A professora e escritora Camila Paglia tem um livro em que analisa Os Pássaros cena por cena. Também comentou o filme para uma exibição comemorativa na tevê inglesa. Fez sofisticadas interpretações das forças ocultas por trás da trama aparentemente banal. Chama a atenção, por exemplo, para a angústia da personagem de Jessica Tandy, Lydia, viúva recente que fica perturbada toda vez que uma mulher se aproxima do filho, Mitch (Rod Taylor). Os olhares que Lydia lança para Melanie são de congelar a medula da moça. Não é à toa que mesmo ela, corajosa e ousada, quase recua diante da ciumenta futura sogra. Será que o medo e a raiva de uma mãe têm força suficiente para mobilizar os pássaros e usá-los para provocar uma catástrofe? Camila Paglia insinua que sim.

Na última vez que vi o filme, o que me chamou a atenção foi o silêncio. Há muitas cenas sem diálogos ou com falas curtas. São as expressões faciais que insinuam e geram dúvidas. Na primeira cena, quando Mitch se dirige a Melanie em um petshop, ele para por um segundo assim que vê o rosto dela. Será que já se conheciam e estão brincando entre si? Não. Desco­­briremos que Mitch tinha visto fotos dela em jornais, envolvida em um escândalo quando tomou banho nua em uma fonte de Roma. Mas ele decide provocá-la tratando-a como vendedora da loja – que sabia que ela não era. Em tempo, Os Pássaros é de 1963 e La Dolce Vita é de 1960 – portanto, sim, Hitchcock pode ter feito uma referência ao filme de Fellini.

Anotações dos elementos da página
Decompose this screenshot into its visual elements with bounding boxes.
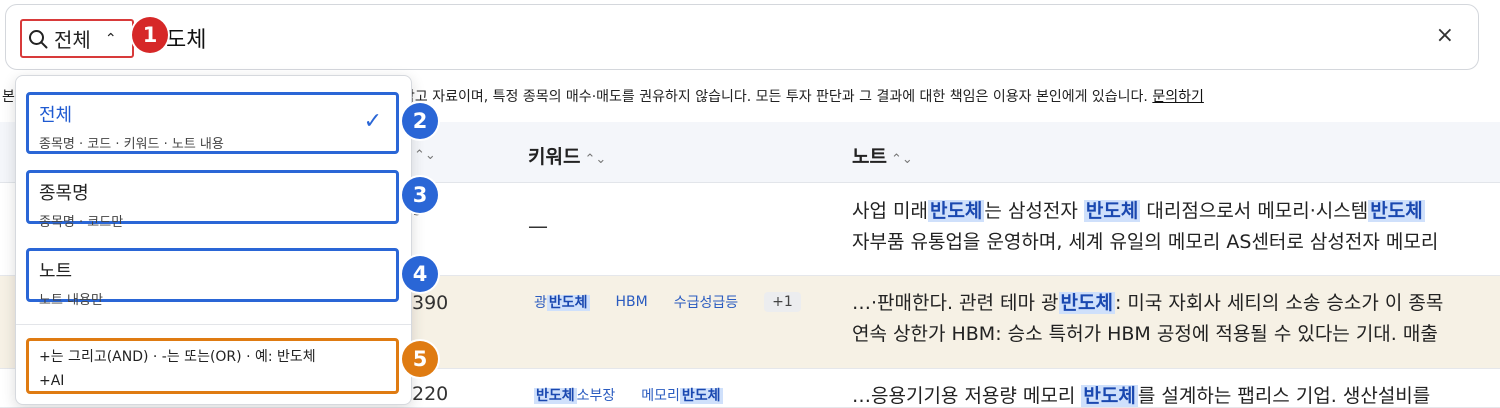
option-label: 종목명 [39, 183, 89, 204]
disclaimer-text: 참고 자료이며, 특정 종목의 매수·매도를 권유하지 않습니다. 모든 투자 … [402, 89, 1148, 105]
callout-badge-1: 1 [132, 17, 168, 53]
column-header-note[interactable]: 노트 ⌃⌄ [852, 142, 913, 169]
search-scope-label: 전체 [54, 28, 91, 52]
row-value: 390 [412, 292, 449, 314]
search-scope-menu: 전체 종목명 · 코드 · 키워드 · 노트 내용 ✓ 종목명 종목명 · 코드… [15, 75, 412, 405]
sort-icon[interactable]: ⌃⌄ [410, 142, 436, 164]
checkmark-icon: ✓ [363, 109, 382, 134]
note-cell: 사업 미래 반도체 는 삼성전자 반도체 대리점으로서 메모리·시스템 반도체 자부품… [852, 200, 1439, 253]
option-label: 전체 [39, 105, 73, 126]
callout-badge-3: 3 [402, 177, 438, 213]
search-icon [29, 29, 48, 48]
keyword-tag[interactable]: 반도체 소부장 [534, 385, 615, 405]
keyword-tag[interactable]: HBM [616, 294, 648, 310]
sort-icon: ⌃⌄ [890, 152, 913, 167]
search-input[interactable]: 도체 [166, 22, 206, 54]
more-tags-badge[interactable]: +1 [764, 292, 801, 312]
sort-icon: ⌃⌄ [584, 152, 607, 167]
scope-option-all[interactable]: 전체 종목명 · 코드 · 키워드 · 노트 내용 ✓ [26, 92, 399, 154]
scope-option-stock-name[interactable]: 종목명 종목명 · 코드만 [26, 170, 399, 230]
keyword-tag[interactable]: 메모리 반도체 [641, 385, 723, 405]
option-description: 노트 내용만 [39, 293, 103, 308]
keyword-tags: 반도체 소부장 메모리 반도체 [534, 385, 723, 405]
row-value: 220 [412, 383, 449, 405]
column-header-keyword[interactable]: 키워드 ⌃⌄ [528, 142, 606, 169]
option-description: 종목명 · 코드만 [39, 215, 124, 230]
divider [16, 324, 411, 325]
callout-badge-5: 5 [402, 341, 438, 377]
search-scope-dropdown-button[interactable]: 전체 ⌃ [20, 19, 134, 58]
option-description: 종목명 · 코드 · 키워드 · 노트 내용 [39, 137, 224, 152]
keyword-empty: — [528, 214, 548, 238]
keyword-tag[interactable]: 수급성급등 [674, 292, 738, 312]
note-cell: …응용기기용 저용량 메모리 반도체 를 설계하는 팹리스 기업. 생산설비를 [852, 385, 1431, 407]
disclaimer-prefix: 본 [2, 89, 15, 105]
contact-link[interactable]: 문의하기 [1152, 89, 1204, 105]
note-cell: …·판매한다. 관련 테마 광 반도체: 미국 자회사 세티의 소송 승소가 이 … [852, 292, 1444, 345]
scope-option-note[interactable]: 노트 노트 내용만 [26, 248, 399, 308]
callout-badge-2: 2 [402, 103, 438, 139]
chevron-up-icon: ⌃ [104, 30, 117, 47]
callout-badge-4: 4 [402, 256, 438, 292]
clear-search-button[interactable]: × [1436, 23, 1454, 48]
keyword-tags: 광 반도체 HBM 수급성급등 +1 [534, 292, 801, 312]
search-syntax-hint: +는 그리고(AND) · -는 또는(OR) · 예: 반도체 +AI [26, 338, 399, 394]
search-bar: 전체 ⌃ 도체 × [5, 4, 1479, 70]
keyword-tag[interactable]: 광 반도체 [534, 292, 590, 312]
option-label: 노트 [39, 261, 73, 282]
...
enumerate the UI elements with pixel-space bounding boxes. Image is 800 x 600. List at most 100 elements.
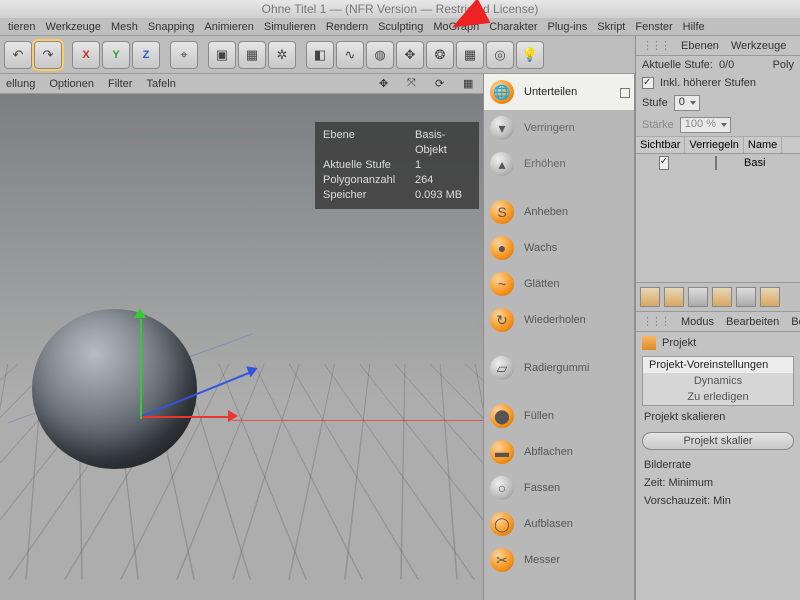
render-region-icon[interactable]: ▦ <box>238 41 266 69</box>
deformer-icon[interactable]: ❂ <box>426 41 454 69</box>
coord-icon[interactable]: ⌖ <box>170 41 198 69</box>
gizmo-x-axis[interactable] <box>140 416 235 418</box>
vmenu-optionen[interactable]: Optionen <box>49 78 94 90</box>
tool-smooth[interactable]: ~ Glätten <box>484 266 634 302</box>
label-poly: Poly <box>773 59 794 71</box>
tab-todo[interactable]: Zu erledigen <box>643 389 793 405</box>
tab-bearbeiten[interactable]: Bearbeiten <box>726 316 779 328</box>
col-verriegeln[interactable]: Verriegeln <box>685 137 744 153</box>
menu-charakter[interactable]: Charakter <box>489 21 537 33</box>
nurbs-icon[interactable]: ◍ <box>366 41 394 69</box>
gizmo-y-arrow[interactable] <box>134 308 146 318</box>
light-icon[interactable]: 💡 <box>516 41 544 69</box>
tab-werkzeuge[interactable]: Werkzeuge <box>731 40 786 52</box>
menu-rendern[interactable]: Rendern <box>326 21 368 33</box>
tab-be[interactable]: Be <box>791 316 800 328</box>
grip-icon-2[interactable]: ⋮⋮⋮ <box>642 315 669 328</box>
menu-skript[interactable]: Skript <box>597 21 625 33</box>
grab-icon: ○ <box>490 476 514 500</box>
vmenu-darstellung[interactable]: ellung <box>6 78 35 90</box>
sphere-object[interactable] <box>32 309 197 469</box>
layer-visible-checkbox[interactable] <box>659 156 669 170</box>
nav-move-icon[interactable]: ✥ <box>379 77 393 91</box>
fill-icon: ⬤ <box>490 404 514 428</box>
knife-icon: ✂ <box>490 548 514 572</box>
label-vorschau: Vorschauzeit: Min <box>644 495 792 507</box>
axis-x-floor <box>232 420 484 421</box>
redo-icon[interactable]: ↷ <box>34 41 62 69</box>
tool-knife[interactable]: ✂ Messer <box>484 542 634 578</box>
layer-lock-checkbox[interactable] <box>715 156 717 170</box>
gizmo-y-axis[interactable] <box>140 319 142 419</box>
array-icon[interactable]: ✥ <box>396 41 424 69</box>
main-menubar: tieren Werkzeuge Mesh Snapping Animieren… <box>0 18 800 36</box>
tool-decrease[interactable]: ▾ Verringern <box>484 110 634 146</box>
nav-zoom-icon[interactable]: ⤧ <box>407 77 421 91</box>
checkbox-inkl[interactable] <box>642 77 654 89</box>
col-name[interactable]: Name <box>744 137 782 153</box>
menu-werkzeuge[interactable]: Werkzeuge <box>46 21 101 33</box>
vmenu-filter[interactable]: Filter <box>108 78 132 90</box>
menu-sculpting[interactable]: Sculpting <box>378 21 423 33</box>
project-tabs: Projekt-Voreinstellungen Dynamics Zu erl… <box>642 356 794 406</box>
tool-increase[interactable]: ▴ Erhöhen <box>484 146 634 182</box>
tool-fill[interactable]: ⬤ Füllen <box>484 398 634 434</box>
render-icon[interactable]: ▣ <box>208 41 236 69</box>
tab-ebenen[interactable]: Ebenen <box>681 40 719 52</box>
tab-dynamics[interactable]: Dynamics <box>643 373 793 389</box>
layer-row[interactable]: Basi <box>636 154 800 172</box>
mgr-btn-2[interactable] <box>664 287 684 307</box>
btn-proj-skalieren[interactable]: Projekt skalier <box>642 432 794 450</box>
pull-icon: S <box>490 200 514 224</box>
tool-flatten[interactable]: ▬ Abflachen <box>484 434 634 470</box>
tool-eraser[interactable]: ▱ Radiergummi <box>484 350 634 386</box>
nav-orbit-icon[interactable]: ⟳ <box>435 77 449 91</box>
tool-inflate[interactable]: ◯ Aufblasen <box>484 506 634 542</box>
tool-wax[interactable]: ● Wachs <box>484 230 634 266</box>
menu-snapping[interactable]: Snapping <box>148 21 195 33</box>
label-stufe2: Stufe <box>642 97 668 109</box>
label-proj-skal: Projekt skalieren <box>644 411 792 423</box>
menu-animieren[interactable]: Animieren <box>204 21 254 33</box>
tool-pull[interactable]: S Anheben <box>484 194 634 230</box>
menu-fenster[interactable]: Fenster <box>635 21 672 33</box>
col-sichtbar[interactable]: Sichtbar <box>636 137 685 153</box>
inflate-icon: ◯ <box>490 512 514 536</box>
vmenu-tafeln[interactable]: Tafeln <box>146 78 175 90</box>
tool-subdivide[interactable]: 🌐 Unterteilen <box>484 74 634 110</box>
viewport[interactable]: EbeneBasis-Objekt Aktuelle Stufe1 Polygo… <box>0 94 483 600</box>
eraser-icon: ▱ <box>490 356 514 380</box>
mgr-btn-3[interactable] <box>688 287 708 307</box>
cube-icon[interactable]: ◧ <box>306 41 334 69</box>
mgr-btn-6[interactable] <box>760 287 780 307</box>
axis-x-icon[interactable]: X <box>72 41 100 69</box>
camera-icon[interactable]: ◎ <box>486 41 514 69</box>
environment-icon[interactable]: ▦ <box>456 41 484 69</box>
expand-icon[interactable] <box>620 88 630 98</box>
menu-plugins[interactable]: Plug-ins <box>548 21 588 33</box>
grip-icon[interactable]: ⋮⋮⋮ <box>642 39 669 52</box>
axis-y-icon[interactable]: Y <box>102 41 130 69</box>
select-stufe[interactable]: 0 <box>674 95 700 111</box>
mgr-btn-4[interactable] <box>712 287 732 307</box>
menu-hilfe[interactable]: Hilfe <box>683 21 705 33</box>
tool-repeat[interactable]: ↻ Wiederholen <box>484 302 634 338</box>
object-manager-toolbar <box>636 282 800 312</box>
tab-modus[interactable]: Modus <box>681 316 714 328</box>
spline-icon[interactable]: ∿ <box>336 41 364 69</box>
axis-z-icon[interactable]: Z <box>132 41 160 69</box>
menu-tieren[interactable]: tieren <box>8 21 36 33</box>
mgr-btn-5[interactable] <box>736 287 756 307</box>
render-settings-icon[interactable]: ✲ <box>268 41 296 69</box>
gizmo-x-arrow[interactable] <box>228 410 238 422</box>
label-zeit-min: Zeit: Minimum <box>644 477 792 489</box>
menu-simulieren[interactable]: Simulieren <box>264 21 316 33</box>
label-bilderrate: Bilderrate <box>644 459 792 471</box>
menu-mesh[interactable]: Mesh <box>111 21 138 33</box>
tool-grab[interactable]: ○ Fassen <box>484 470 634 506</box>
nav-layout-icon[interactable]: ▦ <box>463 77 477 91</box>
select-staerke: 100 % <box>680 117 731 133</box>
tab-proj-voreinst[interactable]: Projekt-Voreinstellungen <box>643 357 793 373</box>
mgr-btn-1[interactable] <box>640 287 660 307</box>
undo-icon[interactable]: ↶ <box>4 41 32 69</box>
---
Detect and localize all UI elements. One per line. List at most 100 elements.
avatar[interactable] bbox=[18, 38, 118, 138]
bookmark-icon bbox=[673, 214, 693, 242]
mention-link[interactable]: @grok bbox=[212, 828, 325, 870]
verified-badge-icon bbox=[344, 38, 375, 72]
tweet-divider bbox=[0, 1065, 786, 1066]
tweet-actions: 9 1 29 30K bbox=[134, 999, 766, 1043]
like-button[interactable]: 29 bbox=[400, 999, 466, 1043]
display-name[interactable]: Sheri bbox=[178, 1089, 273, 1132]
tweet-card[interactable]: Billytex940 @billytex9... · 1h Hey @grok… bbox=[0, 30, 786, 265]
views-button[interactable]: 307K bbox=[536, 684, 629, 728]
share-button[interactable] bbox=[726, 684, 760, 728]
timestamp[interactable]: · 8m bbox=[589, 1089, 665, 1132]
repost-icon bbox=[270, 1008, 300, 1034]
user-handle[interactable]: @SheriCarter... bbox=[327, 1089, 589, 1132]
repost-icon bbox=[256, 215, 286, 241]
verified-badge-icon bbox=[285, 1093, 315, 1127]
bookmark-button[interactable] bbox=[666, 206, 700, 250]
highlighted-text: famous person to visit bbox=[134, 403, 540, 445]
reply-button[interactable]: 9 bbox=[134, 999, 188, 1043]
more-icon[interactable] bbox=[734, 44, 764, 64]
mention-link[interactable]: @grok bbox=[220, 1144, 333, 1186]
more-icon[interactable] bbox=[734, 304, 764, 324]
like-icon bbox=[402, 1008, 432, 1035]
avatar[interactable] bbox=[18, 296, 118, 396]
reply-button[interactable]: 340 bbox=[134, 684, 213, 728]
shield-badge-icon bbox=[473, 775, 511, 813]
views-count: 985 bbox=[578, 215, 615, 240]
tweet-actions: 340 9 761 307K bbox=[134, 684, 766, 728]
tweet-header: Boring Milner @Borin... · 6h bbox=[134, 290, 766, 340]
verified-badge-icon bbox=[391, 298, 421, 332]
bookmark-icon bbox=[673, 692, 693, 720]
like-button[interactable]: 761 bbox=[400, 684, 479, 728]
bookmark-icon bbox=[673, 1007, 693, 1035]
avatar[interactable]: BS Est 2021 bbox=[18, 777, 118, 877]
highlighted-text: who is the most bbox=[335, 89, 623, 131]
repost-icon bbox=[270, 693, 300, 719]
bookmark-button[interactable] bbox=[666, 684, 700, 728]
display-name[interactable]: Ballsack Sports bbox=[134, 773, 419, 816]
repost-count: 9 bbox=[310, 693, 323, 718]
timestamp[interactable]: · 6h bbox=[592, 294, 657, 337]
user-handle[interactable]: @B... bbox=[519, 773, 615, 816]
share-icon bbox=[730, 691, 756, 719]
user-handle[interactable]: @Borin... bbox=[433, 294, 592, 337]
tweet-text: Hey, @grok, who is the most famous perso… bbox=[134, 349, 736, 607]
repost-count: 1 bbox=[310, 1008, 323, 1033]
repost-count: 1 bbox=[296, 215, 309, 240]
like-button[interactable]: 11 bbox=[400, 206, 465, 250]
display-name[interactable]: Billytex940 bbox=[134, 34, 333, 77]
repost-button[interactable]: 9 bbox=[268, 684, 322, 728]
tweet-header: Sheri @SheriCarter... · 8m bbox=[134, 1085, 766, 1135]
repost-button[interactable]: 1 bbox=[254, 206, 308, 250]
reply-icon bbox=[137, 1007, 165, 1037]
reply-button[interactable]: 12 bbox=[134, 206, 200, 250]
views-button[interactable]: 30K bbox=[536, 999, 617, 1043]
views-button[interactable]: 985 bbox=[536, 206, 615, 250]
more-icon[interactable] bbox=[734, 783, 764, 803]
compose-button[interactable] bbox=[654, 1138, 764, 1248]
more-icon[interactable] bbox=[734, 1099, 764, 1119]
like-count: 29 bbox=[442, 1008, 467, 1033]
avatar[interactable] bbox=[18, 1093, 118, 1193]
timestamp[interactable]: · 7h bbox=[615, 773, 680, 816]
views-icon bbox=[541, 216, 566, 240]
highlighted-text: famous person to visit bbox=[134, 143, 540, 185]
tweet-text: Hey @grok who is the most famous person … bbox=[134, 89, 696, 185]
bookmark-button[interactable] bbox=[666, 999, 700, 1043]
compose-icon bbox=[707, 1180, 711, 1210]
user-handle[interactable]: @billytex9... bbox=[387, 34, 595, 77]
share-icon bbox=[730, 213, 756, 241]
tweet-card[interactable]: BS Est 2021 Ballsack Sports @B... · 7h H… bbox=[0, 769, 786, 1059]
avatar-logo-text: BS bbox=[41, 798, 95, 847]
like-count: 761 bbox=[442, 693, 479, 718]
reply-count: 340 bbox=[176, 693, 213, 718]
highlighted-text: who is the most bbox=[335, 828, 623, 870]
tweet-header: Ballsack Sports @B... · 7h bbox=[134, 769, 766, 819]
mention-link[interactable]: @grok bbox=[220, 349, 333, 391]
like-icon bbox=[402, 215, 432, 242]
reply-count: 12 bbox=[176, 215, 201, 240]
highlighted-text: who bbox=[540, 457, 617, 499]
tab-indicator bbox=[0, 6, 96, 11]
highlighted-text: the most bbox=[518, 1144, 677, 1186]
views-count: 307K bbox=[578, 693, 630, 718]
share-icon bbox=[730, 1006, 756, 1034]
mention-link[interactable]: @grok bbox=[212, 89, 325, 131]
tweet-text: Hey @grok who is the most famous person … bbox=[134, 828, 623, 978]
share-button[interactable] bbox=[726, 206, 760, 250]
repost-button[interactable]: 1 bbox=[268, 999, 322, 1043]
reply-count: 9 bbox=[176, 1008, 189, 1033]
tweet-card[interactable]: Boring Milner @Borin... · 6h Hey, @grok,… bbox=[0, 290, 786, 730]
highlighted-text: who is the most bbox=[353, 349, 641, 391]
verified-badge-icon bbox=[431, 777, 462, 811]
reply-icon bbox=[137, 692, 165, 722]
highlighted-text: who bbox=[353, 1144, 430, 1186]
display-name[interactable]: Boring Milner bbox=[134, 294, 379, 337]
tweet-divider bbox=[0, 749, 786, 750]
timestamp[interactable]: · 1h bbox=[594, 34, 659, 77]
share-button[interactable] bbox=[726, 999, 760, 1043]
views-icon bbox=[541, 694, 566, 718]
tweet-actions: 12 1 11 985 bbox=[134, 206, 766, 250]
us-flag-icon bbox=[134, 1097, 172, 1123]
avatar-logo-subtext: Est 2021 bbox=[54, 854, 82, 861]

__Tarefa curta A__. Resuma em até três frases o parágrafo do artigo que começa com "Na última vez que vi o filme", mantendo os fatos principais.
__Tarefa curta B__. Retome o artigo sobre Os Pássaros a partir da última frase e escreva mais um parágrafo.

__Resposta A__. Ao rever o filme, chamou a atenção o silêncio: há muitas cenas sem diálogo ou com falas curtas, e são as expressões faciais que insinuam e geram dúvidas. Na primeira cena, num petshop, Mitch para por um segundo ao ver o rosto de Melanie, pois já a tinha visto em fotos de jornal no escândalo do banho nua numa fonte de Roma, e decide provocá-la tratando-a como vendedora da loja, sabendo que ela não era. Como Os Pássaros é de 1963 e La Dolce Vita é de 1960, Hitchcock pode ter feito uma referência ao filme de Fellini.

__Resposta B__.
O que sempre me faz voltar a ver Os Pássaros é a lembrança daquela primeira vez em que a família reunida viu o filme na tevê e ficamos com a impressão de que precisávamos "entender" a história. Não entendemos o que estava por trás dos ataques dos pássaros porque não tinha muito mais para entender. Era um belíssimo filme, com ótimas atrizes e o charme contido de Tippi Hedren. É só e não é pouco.